→ **The task**: Your task is to repeat the listing exactly.

→ **Saved entries**:
========================================
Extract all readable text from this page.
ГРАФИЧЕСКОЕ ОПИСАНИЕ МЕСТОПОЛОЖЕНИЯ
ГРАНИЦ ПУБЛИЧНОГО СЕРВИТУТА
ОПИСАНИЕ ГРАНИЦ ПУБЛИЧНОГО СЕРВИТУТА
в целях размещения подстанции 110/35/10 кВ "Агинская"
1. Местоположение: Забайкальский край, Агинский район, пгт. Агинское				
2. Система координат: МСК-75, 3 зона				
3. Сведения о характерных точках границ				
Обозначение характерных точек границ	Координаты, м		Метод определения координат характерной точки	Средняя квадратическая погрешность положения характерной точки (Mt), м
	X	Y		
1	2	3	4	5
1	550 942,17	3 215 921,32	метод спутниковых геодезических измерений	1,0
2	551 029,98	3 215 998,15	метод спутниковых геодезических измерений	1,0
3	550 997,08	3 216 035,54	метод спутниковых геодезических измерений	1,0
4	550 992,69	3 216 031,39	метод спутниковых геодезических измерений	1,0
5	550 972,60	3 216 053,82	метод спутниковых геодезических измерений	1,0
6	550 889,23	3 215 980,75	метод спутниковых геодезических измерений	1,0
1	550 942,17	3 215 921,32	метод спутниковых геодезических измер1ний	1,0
========================================
→ **Response to this task**:
Extract all readable text from this page.
ГРАФИЧЕСКОЕ ОПИСАНИЕ МЕСТОПОЛОЖЕНИЯ
ГРАНИЦ ПУБЛИЧНОГО СЕРВИТУТА
ОПИСАНИЕ ГРАНИЦ ПУБЛИЧНОГО СЕРВИТУТА
в целях размещения подстанции 110/35/10 кВ "Агинская"
1. Местоположение: Забайкальский край, Агинский район, пгт. Агинское				
2. Система координат: МСК-75, 3 зона				
3. Сведения о характерных точках границ				
Обозначение характерных точек границ	Координаты, м		Метод определения координат характерной точки	Средняя квадратическая погрешность положения характерной точки (Mt), м
	X	Y		
1	2	3	4	5
1	550 942,17	3 215 921,32	метод спутниковых геодезических измерений	1,0
2	551 029,98	3 215 998,15	метод спутниковых геодезических измерений	1,0
3	550 997,08	3 216 035,54	метод спутниковых геодезических измерений	1,0
4	550 992,69	3 216 031,39	метод спутниковых геодезических измерений	1,0
5	550 972,60	3 216 053,82	метод спутниковых геодезических измерений	1,0
6	550 889,23	3 215 980,75	метод спутниковых геодезических измерений	1,0
1	550 942,17	3 215 921,32	метод спутниковых геодезических измер1ний	1,0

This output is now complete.